• [Détails de la tâche]:
Dans l'article sur le recours des syndicats, expliquez pourquoi la ministre du Travail qualifie la procédure de « criminelle ».

• [Document source]:
Le fronton du Conseil d’état, lus haute juridiction administrative française. © Reuters

Cinq syndicats, CSTP-FO, la CSIP, Otahi, O oe to oe rima et le SFP, ont formé un recours contre la loi du Pays du 27 mars instaurant le revenu de solidarité exceptionnel. « Incompréhensible » pour la ministre du travail Nicole Bouteau, qui explique que cette procédure pourrait obliger les bénéficiaires de ces 100 000 francs par mois, alloués en cas de perte d’activité liée à la crise, à les rembourser d’ici quelques mois. Les syndicats assurent, eux, que leur action est ciblée contre l’obligation de poser l’ensemble de ses congés payés et pas contre l’aide du Pays elle-même. Ils dénoncent le manque de concertation du gouvernement.

Nicole Bouteau a adressé le sujet avant même que les syndicats communiquent sur leur initiative, cet après-midi. Depuis le PC Éco, la ministre du Travail a estimé que le recours déposé devant le Conseil d’État par un collectif syndical était en « totale contradiction » avec les demandes effectuées par les partenaires sociaux à la mi-mars. Une « union sacrée » des chefs d’entreprises et salariés demandait alors au gouvernement des actions immédiates de lutte contre l’épidémie – dont le confinement de la population, qui n’était alors pas encore acté – et de prévention de la « catastrophe sociale et économique ». « Le gouvernement ne comprendrait pas, alors que ces demandes ont été faites par les partenaires sociaux, que certains d’entre eux puissent déposer un recours contre l’ensemble de ce dispositif », a expliqué la ministre.

Nicole Bouteau qualifie même cette procédure de « criminelle » : si elle aboutissait, elle obligerait d’après elle les quelque 10 000 travailleurs ayant commencé à percevoir un revenu de solidarité à le « rembourser » dans les mois à venir.

• [Données brutes]:
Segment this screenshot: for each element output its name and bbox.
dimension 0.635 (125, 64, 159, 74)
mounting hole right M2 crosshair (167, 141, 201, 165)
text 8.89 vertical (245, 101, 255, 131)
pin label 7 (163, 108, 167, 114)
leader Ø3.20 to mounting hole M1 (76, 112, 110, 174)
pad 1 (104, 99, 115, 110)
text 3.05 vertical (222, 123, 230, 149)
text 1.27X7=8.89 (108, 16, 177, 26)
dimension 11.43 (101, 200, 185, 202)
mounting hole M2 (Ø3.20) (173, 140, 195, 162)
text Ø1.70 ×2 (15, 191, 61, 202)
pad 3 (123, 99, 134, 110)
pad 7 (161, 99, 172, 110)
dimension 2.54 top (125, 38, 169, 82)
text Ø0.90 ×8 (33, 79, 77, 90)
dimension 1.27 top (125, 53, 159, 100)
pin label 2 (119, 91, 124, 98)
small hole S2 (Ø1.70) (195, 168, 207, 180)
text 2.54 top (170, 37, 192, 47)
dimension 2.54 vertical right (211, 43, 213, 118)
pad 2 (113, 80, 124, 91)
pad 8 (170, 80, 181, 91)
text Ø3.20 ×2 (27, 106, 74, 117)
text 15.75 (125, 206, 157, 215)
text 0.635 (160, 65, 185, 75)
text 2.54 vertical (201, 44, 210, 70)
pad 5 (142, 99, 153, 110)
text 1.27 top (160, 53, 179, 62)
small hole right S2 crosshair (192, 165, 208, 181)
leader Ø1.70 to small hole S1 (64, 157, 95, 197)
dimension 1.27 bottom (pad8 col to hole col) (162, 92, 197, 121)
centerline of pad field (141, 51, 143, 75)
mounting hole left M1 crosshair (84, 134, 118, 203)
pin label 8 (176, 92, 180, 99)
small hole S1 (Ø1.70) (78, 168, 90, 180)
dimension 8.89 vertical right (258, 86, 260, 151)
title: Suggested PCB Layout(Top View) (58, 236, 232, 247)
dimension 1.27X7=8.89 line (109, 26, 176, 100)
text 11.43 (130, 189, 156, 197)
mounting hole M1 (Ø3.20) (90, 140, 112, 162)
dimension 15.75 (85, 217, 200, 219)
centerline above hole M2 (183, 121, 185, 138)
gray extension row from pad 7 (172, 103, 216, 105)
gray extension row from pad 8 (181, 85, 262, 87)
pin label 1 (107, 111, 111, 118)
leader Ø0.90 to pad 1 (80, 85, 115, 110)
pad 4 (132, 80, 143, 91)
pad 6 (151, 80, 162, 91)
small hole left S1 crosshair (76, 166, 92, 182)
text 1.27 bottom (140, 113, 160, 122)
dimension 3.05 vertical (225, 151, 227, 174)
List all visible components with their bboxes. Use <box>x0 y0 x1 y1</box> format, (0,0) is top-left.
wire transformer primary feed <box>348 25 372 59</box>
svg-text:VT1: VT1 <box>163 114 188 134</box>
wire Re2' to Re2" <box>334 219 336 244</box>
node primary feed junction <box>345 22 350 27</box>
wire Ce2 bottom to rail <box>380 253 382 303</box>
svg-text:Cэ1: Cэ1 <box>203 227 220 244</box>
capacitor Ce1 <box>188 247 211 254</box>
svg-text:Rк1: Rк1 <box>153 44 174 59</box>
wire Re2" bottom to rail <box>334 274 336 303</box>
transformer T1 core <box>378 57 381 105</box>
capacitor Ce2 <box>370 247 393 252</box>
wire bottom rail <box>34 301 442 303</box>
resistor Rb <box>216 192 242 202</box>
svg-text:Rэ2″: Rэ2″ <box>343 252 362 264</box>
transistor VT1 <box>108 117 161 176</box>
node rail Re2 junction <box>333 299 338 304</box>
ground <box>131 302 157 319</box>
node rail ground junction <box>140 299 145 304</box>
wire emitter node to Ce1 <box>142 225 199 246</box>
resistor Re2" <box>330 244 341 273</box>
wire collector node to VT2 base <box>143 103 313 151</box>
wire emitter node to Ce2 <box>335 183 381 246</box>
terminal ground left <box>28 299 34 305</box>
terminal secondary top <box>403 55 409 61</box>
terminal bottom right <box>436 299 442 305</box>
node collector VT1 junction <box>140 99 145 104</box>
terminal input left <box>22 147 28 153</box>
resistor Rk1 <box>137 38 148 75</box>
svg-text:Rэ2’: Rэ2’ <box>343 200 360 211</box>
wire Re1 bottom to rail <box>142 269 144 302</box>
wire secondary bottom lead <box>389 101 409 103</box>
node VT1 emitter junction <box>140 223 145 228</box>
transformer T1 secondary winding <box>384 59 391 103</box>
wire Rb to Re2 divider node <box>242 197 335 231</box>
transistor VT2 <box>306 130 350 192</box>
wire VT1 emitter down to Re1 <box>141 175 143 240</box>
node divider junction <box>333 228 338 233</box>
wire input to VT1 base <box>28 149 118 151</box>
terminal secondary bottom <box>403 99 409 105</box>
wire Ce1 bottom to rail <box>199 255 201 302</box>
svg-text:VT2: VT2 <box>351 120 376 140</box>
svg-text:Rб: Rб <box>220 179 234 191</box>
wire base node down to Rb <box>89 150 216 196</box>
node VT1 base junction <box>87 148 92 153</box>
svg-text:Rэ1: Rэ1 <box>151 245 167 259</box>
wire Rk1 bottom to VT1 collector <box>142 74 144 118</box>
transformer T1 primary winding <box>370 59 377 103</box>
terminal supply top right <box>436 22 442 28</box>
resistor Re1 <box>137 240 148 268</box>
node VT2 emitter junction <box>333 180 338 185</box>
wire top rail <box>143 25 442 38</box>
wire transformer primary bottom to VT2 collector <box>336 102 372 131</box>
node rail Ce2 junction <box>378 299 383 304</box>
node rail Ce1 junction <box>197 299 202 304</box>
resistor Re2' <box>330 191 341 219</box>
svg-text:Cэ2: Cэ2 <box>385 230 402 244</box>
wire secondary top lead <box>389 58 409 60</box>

• [Résultat]:
Selon Nicole Bouteau, si le recours aboutissait, les quelque 10 000 travailleurs qui ont commencé à percevoir le revenu de solidarité seraient obligés de le rembourser dans les mois à venir.